■ **PROBLEM REQUIREMENTS**
Using the material that follows, identify and copy each line with the string "Output".

── RECORDS ──

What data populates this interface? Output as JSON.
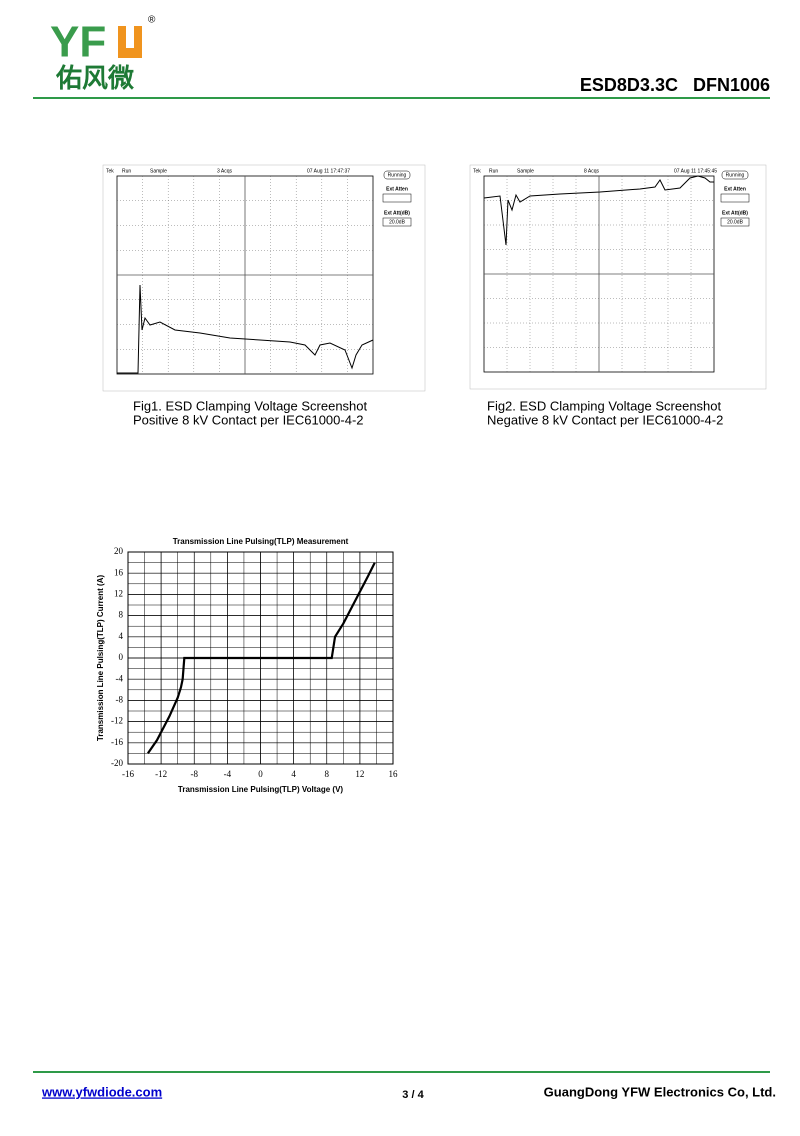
{
  "header": {
    "logo_letters": "YF",
    "logo_mark": "®",
    "logo_chinese": "佑风微",
    "part": "ESD8D3.3C   DFN1006"
  },
  "figures": [
    {
      "screen": {
        "status": [
          "Tek",
          "Run",
          "Sample",
          "3 Acqs",
          "07 Aug 11 17:47:37"
        ],
        "button": "Running",
        "panel": [
          "Ext Atten",
          "Ext Att(dB)",
          "20.0dB"
        ]
      },
      "caption": [
        "Fig1. ESD Clamping Voltage Screenshot",
        "Positive 8 kV Contact per IEC61000-4-2"
      ]
    },
    {
      "screen": {
        "status": [
          "Tek",
          "Run",
          "Sample",
          "8 Acqs",
          "07 Aug 11 17:45:45"
        ],
        "button": "Running",
        "panel": [
          "Ext Atten",
          "Ext Att(dB)",
          "20.0dB"
        ]
      },
      "caption": [
        "Fig2. ESD Clamping Voltage Screenshot",
        "Negative 8 kV Contact per IEC61000-4-2"
      ]
    }
  ],
  "chart_data": {
    "type": "line",
    "title": "Transmission Line Pulsing(TLP) Measurement",
    "xlabel": "Transmission Line Pulsing(TLP) Voltage (V)",
    "ylabel": "Transmission Line Pulsing(TLP) Current (A)",
    "x": [
      -13.6,
      -12.5,
      -11,
      -10,
      -9.6,
      -9.4,
      -9.3,
      -9.2,
      0,
      8.6,
      8.8,
      9.0,
      10,
      11,
      12,
      13,
      13.8
    ],
    "series": [
      {
        "name": "TLP",
        "color": "#000000",
        "values": [
          -18,
          -15.5,
          -11,
          -7.5,
          -5.5,
          -4,
          -2,
          0,
          0,
          0,
          2,
          4,
          6.5,
          9.5,
          12.5,
          15.5,
          18
        ]
      }
    ],
    "xlim": [
      -16,
      16
    ],
    "ylim": [
      -20,
      20
    ],
    "xticks": [
      -16,
      -12,
      -8,
      -4,
      0,
      4,
      8,
      12,
      16
    ],
    "yticks": [
      -20,
      -16,
      -12,
      -8,
      -4,
      0,
      4,
      8,
      12,
      16,
      20
    ],
    "xminor": 2,
    "yminor": 2,
    "grid": true
  },
  "footer": {
    "url": "www.yfwdiode.com",
    "page": "3 / 4",
    "company": "GuangDong YFW Electronics Co, Ltd."
  }
}
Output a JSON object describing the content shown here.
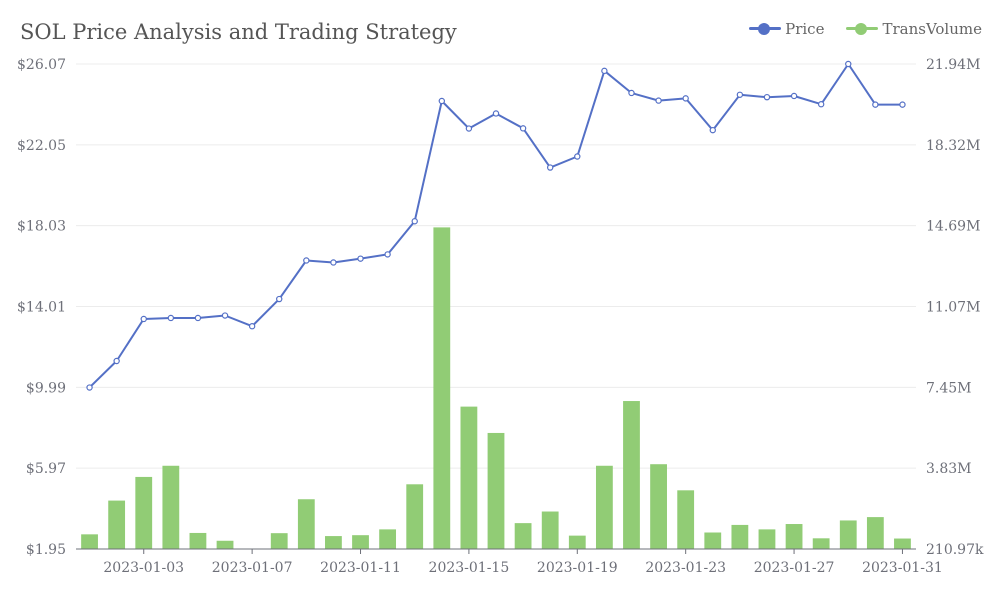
{
  "chart_data": {
    "type": "bar+line",
    "title": "SOL Price Analysis and Trading Strategy",
    "legend_position": "top-right",
    "grid": true,
    "x": [
      "2023-01-01",
      "2023-01-02",
      "2023-01-03",
      "2023-01-04",
      "2023-01-05",
      "2023-01-06",
      "2023-01-07",
      "2023-01-08",
      "2023-01-09",
      "2023-01-10",
      "2023-01-11",
      "2023-01-12",
      "2023-01-13",
      "2023-01-14",
      "2023-01-15",
      "2023-01-16",
      "2023-01-17",
      "2023-01-18",
      "2023-01-19",
      "2023-01-20",
      "2023-01-21",
      "2023-01-22",
      "2023-01-23",
      "2023-01-24",
      "2023-01-25",
      "2023-01-26",
      "2023-01-27",
      "2023-01-28",
      "2023-01-29",
      "2023-01-30",
      "2023-01-31"
    ],
    "x_tick_labels": [
      "2023-01-03",
      "2023-01-07",
      "2023-01-11",
      "2023-01-15",
      "2023-01-19",
      "2023-01-23",
      "2023-01-27",
      "2023-01-31"
    ],
    "series": [
      {
        "name": "Price",
        "type": "line",
        "axis": "left",
        "color": "#5470c6",
        "values": [
          9.98,
          11.3,
          13.39,
          13.44,
          13.44,
          13.56,
          13.03,
          14.38,
          16.3,
          16.2,
          16.39,
          16.6,
          18.25,
          24.23,
          22.86,
          23.61,
          22.87,
          20.92,
          21.47,
          25.73,
          24.63,
          24.25,
          24.36,
          22.78,
          24.54,
          24.42,
          24.48,
          24.07,
          26.07,
          24.05,
          24.05
        ]
      },
      {
        "name": "TransVolume",
        "type": "bar",
        "axis": "right",
        "color": "#91cc75",
        "values": [
          868000,
          2380000,
          3440000,
          3940000,
          930000,
          580000,
          0,
          920000,
          2440000,
          790000,
          830000,
          1090000,
          3110000,
          14620000,
          6590000,
          5410000,
          1370000,
          1890000,
          810000,
          3940000,
          6840000,
          4010000,
          2840000,
          950000,
          1290000,
          1090000,
          1330000,
          690000,
          1490000,
          1640000,
          680000
        ]
      }
    ],
    "y_left": {
      "min": 1.95,
      "max": 26.07,
      "tick_labels": [
        "$1.95",
        "$5.97",
        "$9.99",
        "$14.01",
        "$18.03",
        "$22.05",
        "$26.07"
      ]
    },
    "y_right": {
      "min": 210970,
      "max": 21940000,
      "tick_labels": [
        "210.97k",
        "3.83M",
        "7.45M",
        "11.07M",
        "14.69M",
        "18.32M",
        "21.94M"
      ]
    }
  }
}
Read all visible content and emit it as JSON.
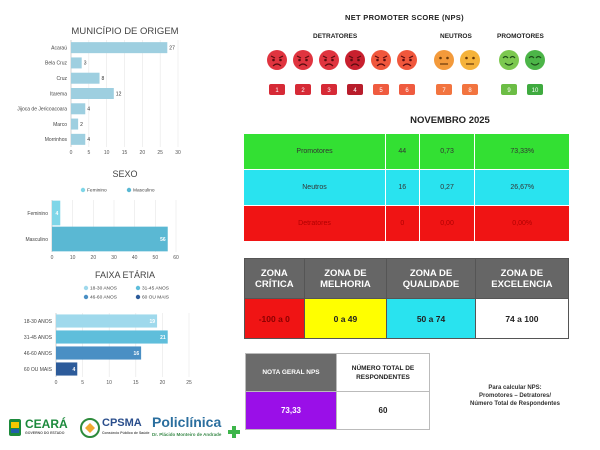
{
  "chart_data": [
    {
      "type": "bar",
      "orientation": "horizontal",
      "title": "MUNICÍPIO DE ORIGEM",
      "categories": [
        "Acaraú",
        "Bela Cruz",
        "Cruz",
        "Itarema",
        "Jijoca de Jericoacoara",
        "Marco",
        "Morrinhos"
      ],
      "values": [
        27,
        3,
        8,
        12,
        4,
        2,
        4
      ],
      "xlim": [
        0,
        30
      ],
      "xticks": [
        "0",
        "5",
        "10",
        "15",
        "20",
        "25",
        "30"
      ],
      "color": "#9ecfe0"
    },
    {
      "type": "bar",
      "orientation": "horizontal",
      "title": "SEXO",
      "legend": [
        "Feminino",
        "Masculino"
      ],
      "legend_colors": [
        "#7fd6e8",
        "#5ab8d3"
      ],
      "categories": [
        "Feminino",
        "Masculino"
      ],
      "values": [
        4,
        56
      ],
      "xlim": [
        0,
        60
      ],
      "xticks": [
        "0",
        "10",
        "20",
        "30",
        "40",
        "50",
        "60"
      ],
      "colors": [
        "#7fd6e8",
        "#5ab8d3"
      ]
    },
    {
      "type": "bar",
      "orientation": "horizontal",
      "title": "FAIXA ETÁRIA",
      "legend": [
        "18-30 ANOS",
        "31-45 ANOS",
        "46-60 ANOS",
        "60 OU MAIS"
      ],
      "legend_colors": [
        "#9fd9ec",
        "#5fbedb",
        "#4a8fc4",
        "#2d5b9a"
      ],
      "categories": [
        "18-30 ANOS",
        "31-45 ANOS",
        "46-60 ANOS",
        "60 OU MAIS"
      ],
      "values": [
        19,
        21,
        16,
        4
      ],
      "xlim": [
        0,
        25
      ],
      "xticks": [
        "0",
        "5",
        "10",
        "15",
        "20",
        "25"
      ],
      "colors": [
        "#9fd9ec",
        "#5fbedb",
        "#4a8fc4",
        "#2d5b9a"
      ]
    }
  ],
  "nps": {
    "title": "NET PROMOTER SCORE (NPS)",
    "groups": {
      "detratores": "DETRATORES",
      "neutros": "NEUTROS",
      "promotores": "PROMOTORES"
    },
    "scores": [
      {
        "label": "1",
        "color": "#d62a36",
        "face": "#e0343f"
      },
      {
        "label": "2",
        "color": "#d62a36",
        "face": "#e0343f"
      },
      {
        "label": "3",
        "color": "#d62a36",
        "face": "#e0343f"
      },
      {
        "label": "4",
        "color": "#b81d2b",
        "face": "#c8202e"
      },
      {
        "label": "5",
        "color": "#ef5b3f",
        "face": "#f0573c"
      },
      {
        "label": "6",
        "color": "#ef5b3f",
        "face": "#f0573c"
      },
      {
        "label": "7",
        "color": "#f2743f",
        "face": "#f39a3b"
      },
      {
        "label": "8",
        "color": "#f2743f",
        "face": "#f5b33a"
      },
      {
        "label": "9",
        "color": "#6cbd45",
        "face": "#7cc84f"
      },
      {
        "label": "10",
        "color": "#3faa3f",
        "face": "#4cb548"
      }
    ]
  },
  "month": "NOVEMBRO 2025",
  "summary_table": [
    {
      "label": "Promotores",
      "count": "44",
      "ratio": "0,73",
      "percent": "73,33%",
      "color": "#33e033"
    },
    {
      "label": "Neutros",
      "count": "16",
      "ratio": "0,27",
      "percent": "26,67%",
      "color": "#29e3ef"
    },
    {
      "label": "Detratores",
      "count": "0",
      "ratio": "0,00",
      "percent": "0,00%",
      "color": "#f01414"
    }
  ],
  "zones": [
    {
      "title": "ZONA CRÍTICA",
      "range": "-100 a 0",
      "color": "#f01414"
    },
    {
      "title": "ZONA DE MELHORIA",
      "range": "0 a 49",
      "color": "#ffff00"
    },
    {
      "title": "ZONA DE QUALIDADE",
      "range": "50 a 74",
      "color": "#29e3ef"
    },
    {
      "title": "ZONA DE EXCELENCIA",
      "range": "74 a 100",
      "color": "#ffffff"
    }
  ],
  "nota_geral": {
    "label": "NOTA GERAL NPS",
    "value": "73,33",
    "total_label": "NÚMERO TOTAL DE RESPONDENTES",
    "total_value": "60",
    "color": "#9a0fe8"
  },
  "formula": {
    "line1": "Para calcular NPS:",
    "line2": "Promotores – Detratores/",
    "line3": "Número Total de Respondentes"
  },
  "logos": {
    "ceara": "CEARÁ",
    "ceara_sub": "GOVERNO DO ESTADO",
    "cpsma": "CPSMA",
    "cpsma_sub": "Consórcio Público de Saúde",
    "policlinica": "Policlínica",
    "policlinica_sub": "Dr. Plácido Monteiro de Andrade"
  }
}
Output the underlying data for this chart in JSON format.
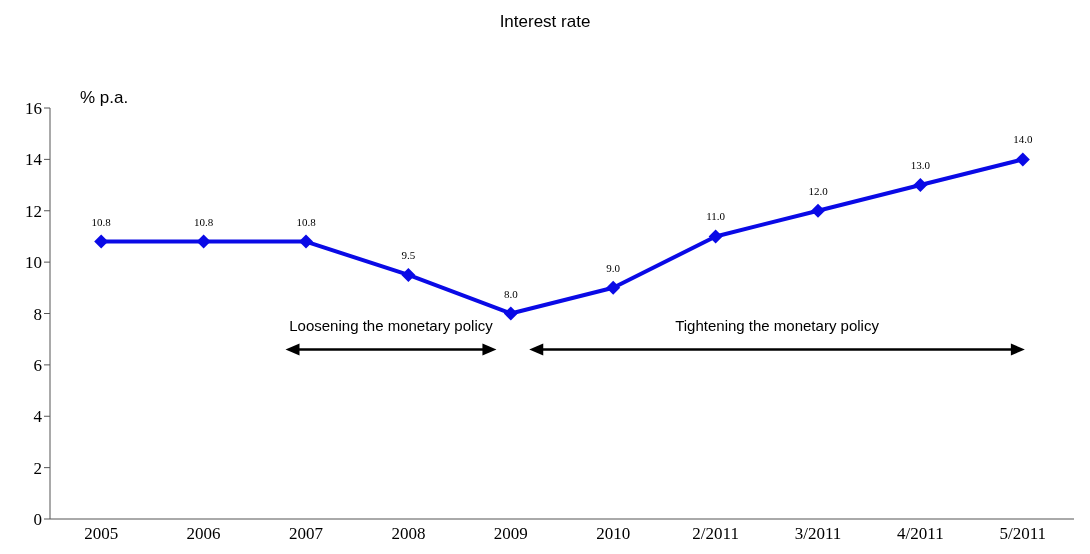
{
  "chart_data": {
    "type": "line",
    "title": "Interest rate",
    "ylabel": "% p.a.",
    "categories": [
      "2005",
      "2006",
      "2007",
      "2008",
      "2009",
      "2010",
      "2/2011",
      "3/2011",
      "4/2011",
      "5/2011"
    ],
    "values": [
      10.8,
      10.8,
      10.8,
      9.5,
      8.0,
      9.0,
      11.0,
      12.0,
      13.0,
      14.0
    ],
    "value_labels": [
      "10.8",
      "10.8",
      "10.8",
      "9.5",
      "8.0",
      "9.0",
      "11.0",
      "12.0",
      "13.0",
      "14.0"
    ],
    "color": "#0a0ae6",
    "marker": "diamond",
    "line_style": "solid",
    "grid": false,
    "legend": false,
    "ylim": [
      0,
      16
    ],
    "yticks": [
      0,
      2,
      4,
      6,
      8,
      10,
      12,
      14,
      16
    ],
    "annotations": [
      "Loosening the monetary policy",
      "Tightening the monetary policy"
    ]
  }
}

───

■ **FINAL RESULT**
What data populates this interface? Output as JSON.
Output a JSON object describing the content shown here.
Output the underlying data for this chart in JSON format.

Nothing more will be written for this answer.